- WORK TO BE COMPLETED
Copy every line that mentions the word "text".

- DATA RECORDS
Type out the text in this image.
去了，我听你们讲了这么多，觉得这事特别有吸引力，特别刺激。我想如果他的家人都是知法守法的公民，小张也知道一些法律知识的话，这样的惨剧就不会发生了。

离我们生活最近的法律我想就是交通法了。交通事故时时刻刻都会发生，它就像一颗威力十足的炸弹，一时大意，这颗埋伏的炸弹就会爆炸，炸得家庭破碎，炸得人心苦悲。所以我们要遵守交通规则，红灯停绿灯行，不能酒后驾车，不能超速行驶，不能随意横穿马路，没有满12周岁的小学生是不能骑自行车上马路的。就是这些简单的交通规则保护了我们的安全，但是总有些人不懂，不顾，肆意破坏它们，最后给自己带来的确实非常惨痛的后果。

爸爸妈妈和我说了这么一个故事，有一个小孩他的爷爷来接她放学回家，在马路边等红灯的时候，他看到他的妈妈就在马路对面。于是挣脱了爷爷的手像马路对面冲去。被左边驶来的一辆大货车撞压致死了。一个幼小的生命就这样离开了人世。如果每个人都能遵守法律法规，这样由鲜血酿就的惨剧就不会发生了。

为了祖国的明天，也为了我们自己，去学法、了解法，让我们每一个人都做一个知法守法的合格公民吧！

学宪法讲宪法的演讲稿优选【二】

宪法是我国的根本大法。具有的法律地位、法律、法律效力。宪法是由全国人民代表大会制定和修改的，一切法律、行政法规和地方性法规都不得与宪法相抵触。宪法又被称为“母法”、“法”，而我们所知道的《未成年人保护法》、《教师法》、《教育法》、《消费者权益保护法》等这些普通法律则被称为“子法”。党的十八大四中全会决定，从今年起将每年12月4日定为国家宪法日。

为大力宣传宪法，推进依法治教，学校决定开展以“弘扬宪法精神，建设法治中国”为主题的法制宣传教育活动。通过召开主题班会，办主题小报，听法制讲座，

* * *

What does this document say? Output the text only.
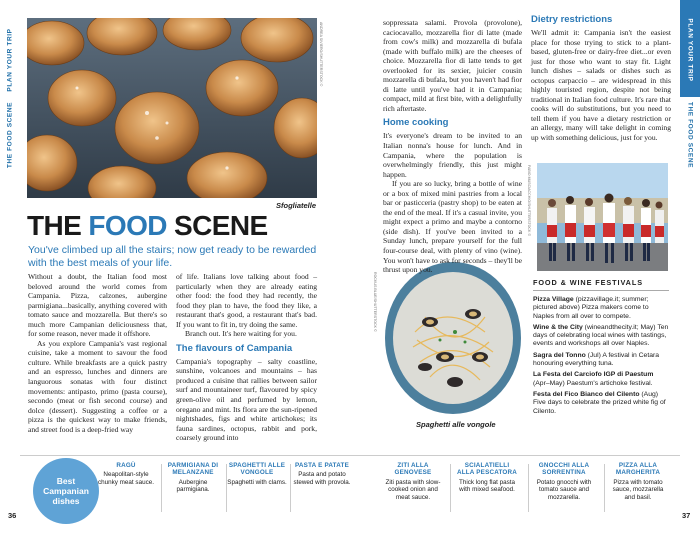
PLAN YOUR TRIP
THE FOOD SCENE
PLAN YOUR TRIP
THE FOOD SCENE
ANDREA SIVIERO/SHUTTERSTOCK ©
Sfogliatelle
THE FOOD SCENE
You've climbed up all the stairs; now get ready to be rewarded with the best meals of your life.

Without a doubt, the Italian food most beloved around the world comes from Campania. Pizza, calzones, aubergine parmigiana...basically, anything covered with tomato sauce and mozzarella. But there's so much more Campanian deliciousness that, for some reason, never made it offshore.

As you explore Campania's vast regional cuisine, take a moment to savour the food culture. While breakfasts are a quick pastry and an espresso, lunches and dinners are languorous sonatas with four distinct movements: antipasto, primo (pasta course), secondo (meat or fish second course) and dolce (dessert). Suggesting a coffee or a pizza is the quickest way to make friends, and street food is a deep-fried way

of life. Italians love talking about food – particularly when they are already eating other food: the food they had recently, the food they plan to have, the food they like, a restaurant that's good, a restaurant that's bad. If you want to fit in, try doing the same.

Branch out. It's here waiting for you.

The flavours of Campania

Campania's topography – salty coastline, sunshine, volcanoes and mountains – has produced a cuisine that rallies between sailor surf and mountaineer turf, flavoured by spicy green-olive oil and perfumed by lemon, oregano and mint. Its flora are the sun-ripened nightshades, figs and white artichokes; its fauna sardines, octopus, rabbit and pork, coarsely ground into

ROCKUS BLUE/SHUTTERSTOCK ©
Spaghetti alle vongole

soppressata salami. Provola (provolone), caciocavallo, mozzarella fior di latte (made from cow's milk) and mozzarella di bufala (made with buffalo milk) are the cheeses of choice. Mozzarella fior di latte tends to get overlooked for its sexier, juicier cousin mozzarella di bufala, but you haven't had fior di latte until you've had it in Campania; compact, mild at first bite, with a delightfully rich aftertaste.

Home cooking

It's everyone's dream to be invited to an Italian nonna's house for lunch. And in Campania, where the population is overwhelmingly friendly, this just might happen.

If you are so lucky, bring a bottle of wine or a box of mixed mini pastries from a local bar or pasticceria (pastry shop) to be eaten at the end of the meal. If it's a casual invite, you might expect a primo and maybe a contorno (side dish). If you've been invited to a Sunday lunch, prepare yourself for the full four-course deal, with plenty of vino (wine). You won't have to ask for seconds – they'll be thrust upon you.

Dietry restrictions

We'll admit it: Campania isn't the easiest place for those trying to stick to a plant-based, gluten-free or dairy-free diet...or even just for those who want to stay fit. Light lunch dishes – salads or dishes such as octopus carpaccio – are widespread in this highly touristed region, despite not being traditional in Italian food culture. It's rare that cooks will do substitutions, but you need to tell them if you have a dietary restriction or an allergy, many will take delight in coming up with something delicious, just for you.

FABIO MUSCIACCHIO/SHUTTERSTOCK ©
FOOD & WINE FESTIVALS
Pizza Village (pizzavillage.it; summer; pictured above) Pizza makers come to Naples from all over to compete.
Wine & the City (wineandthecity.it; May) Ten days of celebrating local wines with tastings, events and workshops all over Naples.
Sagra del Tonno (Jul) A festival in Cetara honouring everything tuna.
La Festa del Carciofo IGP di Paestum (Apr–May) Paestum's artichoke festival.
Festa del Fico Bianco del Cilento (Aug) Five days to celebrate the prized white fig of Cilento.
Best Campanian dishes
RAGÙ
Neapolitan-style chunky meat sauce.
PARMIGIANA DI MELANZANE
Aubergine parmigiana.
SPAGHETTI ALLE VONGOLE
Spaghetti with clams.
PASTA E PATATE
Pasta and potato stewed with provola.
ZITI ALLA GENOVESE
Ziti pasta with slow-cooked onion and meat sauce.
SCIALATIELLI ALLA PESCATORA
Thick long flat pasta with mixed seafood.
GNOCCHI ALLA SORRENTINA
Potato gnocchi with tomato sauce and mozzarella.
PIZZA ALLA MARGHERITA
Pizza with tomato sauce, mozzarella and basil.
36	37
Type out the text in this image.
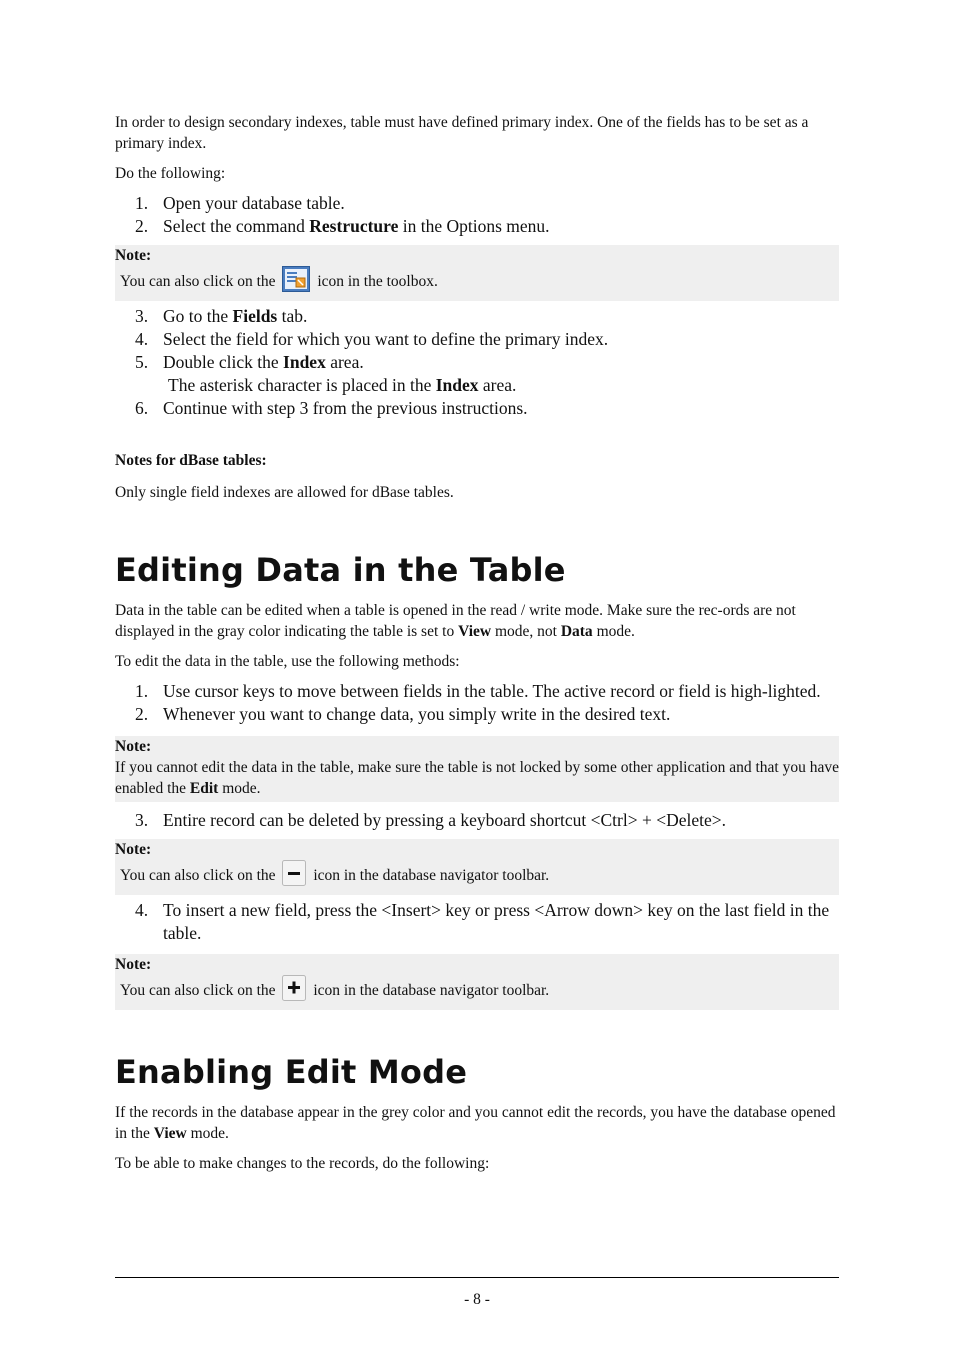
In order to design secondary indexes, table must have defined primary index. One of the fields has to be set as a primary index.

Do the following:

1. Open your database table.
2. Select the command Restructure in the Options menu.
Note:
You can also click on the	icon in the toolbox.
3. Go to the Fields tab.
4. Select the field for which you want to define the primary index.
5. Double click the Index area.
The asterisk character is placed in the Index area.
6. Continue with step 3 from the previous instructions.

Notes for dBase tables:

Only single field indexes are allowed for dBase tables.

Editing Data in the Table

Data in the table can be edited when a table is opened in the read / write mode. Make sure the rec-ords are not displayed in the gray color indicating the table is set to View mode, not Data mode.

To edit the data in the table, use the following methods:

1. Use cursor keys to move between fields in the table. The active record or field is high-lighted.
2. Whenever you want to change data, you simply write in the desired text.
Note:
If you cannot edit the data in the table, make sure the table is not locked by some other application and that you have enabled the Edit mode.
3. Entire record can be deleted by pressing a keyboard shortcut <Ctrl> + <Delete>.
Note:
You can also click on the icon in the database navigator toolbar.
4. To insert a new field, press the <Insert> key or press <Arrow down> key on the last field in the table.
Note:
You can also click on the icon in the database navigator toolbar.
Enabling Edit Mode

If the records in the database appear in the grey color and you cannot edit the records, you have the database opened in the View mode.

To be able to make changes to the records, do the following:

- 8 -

- THE SOLUTION
Type out the text in this image.
What does this document say? Output the text only.
Type out the text in this image.
2. Whenever you want to change data, you simply write in the desired text.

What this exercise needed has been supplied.